# Description of the task:
Repeat every entry word for word, but leave the images out of your copy.

# Stored entries:
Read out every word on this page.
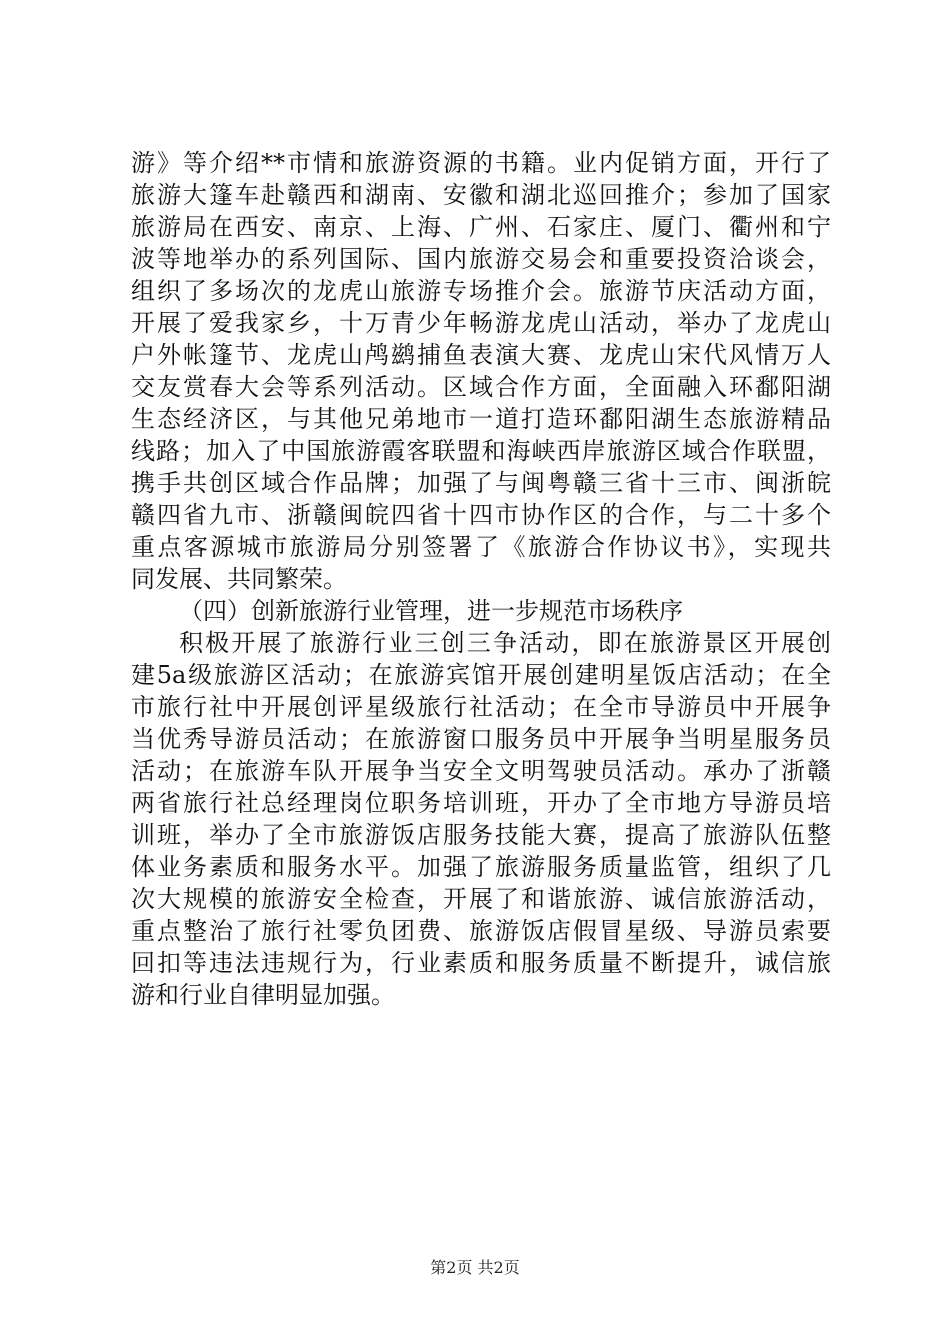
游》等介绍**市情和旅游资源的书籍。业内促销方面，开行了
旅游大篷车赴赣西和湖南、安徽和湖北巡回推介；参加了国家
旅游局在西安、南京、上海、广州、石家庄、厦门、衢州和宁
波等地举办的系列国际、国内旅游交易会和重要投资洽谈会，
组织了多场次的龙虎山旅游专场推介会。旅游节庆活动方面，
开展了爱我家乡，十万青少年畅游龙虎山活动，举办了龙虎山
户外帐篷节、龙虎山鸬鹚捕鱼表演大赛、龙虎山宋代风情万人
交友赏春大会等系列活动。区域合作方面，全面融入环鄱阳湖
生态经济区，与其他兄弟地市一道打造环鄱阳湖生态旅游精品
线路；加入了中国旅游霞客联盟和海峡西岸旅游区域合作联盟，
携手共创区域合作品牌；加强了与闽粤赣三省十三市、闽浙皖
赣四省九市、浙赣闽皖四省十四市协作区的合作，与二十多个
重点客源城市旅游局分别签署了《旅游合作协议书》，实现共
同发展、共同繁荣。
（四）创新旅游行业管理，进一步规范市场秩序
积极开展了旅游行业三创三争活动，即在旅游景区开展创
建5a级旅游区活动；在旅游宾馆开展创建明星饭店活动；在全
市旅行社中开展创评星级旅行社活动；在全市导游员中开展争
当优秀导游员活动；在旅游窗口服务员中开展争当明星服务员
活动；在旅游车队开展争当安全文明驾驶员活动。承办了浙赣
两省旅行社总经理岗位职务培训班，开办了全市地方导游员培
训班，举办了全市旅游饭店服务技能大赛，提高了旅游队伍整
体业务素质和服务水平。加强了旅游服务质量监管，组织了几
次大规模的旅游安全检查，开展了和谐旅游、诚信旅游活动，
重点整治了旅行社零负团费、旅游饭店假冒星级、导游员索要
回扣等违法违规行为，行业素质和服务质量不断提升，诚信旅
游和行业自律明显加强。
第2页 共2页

# Reply to the exercise:
Read out every word on this page.
游》等介绍**市情和旅游资源的书籍。业内促销方面，开行了
旅游大篷车赴赣西和湖南、安徽和湖北巡回推介；参加了国家
旅游局在西安、南京、上海、广州、石家庄、厦门、衢州和宁
波等地举办的系列国际、国内旅游交易会和重要投资洽谈会，
组织了多场次的龙虎山旅游专场推介会。旅游节庆活动方面，
开展了爱我家乡，十万青少年畅游龙虎山活动，举办了龙虎山
户外帐篷节、龙虎山鸬鹚捕鱼表演大赛、龙虎山宋代风情万人
交友赏春大会等系列活动。区域合作方面，全面融入环鄱阳湖
生态经济区，与其他兄弟地市一道打造环鄱阳湖生态旅游精品
线路；加入了中国旅游霞客联盟和海峡西岸旅游区域合作联盟，
携手共创区域合作品牌；加强了与闽粤赣三省十三市、闽浙皖
赣四省九市、浙赣闽皖四省十四市协作区的合作，与二十多个
重点客源城市旅游局分别签署了《旅游合作协议书》，实现共
同发展、共同繁荣。
（四）创新旅游行业管理，进一步规范市场秩序
积极开展了旅游行业三创三争活动，即在旅游景区开展创
建5a级旅游区活动；在旅游宾馆开展创建明星饭店活动；在全
市旅行社中开展创评星级旅行社活动；在全市导游员中开展争
当优秀导游员活动；在旅游窗口服务员中开展争当明星服务员
活动；在旅游车队开展争当安全文明驾驶员活动。承办了浙赣
两省旅行社总经理岗位职务培训班，开办了全市地方导游员培
训班，举办了全市旅游饭店服务技能大赛，提高了旅游队伍整
体业务素质和服务水平。加强了旅游服务质量监管，组织了几
次大规模的旅游安全检查，开展了和谐旅游、诚信旅游活动，
重点整治了旅行社零负团费、旅游饭店假冒星级、导游员索要
回扣等违法违规行为，行业素质和服务质量不断提升，诚信旅
游和行业自律明显加强。
第2页 共2页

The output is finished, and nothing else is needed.